» SOURCE MATERIAL
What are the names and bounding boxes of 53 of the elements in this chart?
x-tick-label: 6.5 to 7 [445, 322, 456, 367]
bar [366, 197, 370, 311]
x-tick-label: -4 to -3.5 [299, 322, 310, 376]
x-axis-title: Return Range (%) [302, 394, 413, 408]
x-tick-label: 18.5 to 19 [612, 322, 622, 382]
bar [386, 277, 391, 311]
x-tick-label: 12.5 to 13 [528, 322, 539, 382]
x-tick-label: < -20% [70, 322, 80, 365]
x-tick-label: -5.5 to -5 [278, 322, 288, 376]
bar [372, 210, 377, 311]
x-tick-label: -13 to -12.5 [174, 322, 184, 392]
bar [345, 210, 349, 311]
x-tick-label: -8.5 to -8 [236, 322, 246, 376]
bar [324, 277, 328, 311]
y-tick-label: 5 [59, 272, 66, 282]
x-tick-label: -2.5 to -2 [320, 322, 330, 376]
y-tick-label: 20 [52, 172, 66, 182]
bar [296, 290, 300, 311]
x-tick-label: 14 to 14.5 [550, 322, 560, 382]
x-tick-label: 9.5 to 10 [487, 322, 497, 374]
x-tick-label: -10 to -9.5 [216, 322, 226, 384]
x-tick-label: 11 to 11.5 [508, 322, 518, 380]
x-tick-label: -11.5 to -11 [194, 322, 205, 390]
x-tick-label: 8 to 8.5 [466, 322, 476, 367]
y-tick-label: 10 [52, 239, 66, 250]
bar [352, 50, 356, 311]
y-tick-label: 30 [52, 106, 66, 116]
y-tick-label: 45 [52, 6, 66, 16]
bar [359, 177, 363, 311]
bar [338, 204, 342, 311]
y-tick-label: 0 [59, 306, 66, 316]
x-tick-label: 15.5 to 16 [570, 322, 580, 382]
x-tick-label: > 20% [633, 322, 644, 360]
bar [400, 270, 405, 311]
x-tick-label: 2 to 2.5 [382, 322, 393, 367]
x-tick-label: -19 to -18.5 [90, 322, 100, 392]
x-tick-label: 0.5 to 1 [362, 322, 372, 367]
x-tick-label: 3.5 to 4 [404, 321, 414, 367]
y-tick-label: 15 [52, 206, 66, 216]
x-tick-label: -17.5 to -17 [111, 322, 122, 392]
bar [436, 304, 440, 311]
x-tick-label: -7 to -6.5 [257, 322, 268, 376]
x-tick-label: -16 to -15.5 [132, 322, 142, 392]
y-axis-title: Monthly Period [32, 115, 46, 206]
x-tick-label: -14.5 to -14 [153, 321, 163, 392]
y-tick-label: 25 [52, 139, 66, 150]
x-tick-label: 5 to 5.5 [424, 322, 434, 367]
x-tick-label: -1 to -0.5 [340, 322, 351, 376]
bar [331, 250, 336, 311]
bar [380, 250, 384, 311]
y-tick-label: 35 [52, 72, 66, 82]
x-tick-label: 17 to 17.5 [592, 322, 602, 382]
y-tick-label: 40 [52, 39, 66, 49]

» WHAT YOU HAVE TO DO
Print all of the entries above again, reproducing every line character for character.

» FULL RESPONSE
What are the names and bounding boxes of 53 of the elements in this chart?
x-tick-label: 6.5 to 7 [445, 322, 456, 367]
bar [366, 197, 370, 311]
x-tick-label: -4 to -3.5 [299, 322, 310, 376]
x-axis-title: Return Range (%) [302, 394, 413, 408]
x-tick-label: 18.5 to 19 [612, 322, 622, 382]
bar [386, 277, 391, 311]
x-tick-label: 12.5 to 13 [528, 322, 539, 382]
x-tick-label: < -20% [70, 322, 80, 365]
x-tick-label: -5.5 to -5 [278, 322, 288, 376]
bar [372, 210, 377, 311]
x-tick-label: -13 to -12.5 [174, 322, 184, 392]
bar [345, 210, 349, 311]
x-tick-label: -8.5 to -8 [236, 322, 246, 376]
bar [324, 277, 328, 311]
y-tick-label: 5 [59, 272, 66, 282]
x-tick-label: -2.5 to -2 [320, 322, 330, 376]
y-tick-label: 20 [52, 172, 66, 182]
bar [296, 290, 300, 311]
x-tick-label: 14 to 14.5 [550, 322, 560, 382]
x-tick-label: 9.5 to 10 [487, 322, 497, 374]
x-tick-label: -10 to -9.5 [216, 322, 226, 384]
x-tick-label: 11 to 11.5 [508, 322, 518, 380]
x-tick-label: -11.5 to -11 [194, 322, 205, 390]
x-tick-label: 8 to 8.5 [466, 322, 476, 367]
y-tick-label: 10 [52, 239, 66, 250]
bar [352, 50, 356, 311]
y-tick-label: 30 [52, 106, 66, 116]
y-tick-label: 45 [52, 6, 66, 16]
bar [359, 177, 363, 311]
bar [338, 204, 342, 311]
y-tick-label: 0 [59, 306, 66, 316]
x-tick-label: 15.5 to 16 [570, 322, 580, 382]
x-tick-label: > 20% [633, 322, 644, 360]
bar [400, 270, 405, 311]
x-tick-label: 2 to 2.5 [382, 322, 393, 367]
x-tick-label: -19 to -18.5 [90, 322, 100, 392]
x-tick-label: 0.5 to 1 [362, 322, 372, 367]
x-tick-label: 3.5 to 4 [404, 321, 414, 367]
y-tick-label: 15 [52, 206, 66, 216]
x-tick-label: -17.5 to -17 [111, 322, 122, 392]
bar [436, 304, 440, 311]
x-tick-label: -7 to -6.5 [257, 322, 268, 376]
x-tick-label: -16 to -15.5 [132, 322, 142, 392]
y-axis-title: Monthly Period [32, 115, 46, 206]
x-tick-label: -14.5 to -14 [153, 321, 163, 392]
y-tick-label: 25 [52, 139, 66, 150]
x-tick-label: 5 to 5.5 [424, 322, 434, 367]
x-tick-label: -1 to -0.5 [340, 322, 351, 376]
bar [331, 250, 336, 311]
bar [380, 250, 384, 311]
y-tick-label: 35 [52, 72, 66, 82]
x-tick-label: 17 to 17.5 [592, 322, 602, 382]
y-tick-label: 40 [52, 39, 66, 49]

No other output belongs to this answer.